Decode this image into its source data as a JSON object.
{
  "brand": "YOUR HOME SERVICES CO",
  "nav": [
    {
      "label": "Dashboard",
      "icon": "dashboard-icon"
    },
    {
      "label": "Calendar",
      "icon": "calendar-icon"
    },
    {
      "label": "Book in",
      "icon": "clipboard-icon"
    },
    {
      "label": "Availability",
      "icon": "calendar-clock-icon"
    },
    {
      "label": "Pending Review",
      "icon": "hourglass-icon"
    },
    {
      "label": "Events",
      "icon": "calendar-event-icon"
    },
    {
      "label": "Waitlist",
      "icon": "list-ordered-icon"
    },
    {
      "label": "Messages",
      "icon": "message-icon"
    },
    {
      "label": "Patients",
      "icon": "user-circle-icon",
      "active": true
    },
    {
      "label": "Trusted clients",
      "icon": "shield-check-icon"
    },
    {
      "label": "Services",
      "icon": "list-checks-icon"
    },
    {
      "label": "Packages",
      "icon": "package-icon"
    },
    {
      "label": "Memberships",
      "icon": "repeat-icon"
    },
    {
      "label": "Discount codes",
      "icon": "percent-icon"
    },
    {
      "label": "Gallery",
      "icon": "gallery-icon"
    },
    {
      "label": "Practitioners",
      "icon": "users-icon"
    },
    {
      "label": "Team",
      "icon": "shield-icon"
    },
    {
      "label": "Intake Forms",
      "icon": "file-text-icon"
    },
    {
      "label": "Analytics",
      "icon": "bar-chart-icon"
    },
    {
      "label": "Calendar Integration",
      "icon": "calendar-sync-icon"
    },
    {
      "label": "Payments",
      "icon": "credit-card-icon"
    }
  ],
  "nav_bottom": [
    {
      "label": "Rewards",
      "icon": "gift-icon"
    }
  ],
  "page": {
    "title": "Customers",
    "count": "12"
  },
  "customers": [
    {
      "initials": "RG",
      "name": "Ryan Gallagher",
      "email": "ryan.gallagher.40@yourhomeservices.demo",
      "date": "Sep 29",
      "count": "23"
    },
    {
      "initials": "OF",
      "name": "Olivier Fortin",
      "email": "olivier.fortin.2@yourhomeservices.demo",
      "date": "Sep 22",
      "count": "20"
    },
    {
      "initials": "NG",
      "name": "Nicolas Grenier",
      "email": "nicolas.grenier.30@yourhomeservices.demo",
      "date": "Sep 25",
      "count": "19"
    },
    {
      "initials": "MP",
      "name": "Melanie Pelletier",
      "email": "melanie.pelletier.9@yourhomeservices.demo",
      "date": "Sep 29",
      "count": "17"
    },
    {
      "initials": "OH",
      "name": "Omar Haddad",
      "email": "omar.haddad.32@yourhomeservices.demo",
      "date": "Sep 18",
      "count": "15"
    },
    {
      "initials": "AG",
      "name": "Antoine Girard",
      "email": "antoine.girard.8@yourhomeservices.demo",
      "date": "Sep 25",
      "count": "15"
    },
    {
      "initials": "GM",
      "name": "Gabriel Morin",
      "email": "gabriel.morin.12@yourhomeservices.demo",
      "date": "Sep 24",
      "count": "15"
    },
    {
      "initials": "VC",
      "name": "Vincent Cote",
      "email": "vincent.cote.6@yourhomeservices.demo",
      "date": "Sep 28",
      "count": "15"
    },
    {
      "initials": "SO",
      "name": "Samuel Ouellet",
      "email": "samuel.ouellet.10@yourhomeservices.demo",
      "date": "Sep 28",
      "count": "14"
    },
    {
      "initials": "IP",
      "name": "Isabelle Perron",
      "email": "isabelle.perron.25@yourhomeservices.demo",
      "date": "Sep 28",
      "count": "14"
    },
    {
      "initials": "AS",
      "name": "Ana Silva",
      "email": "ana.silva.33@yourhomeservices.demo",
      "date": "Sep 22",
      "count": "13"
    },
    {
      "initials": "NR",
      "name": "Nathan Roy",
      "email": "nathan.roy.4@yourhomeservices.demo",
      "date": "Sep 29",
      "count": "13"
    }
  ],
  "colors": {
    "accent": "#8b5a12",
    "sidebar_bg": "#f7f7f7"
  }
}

================================

EXERCISE DESCRIPTION> I need every line of the data that has the word "shield"; please list them.

RESULT OF THIS EXERCISE>
      "icon": "shield-check-icon"
      "icon": "shield-icon"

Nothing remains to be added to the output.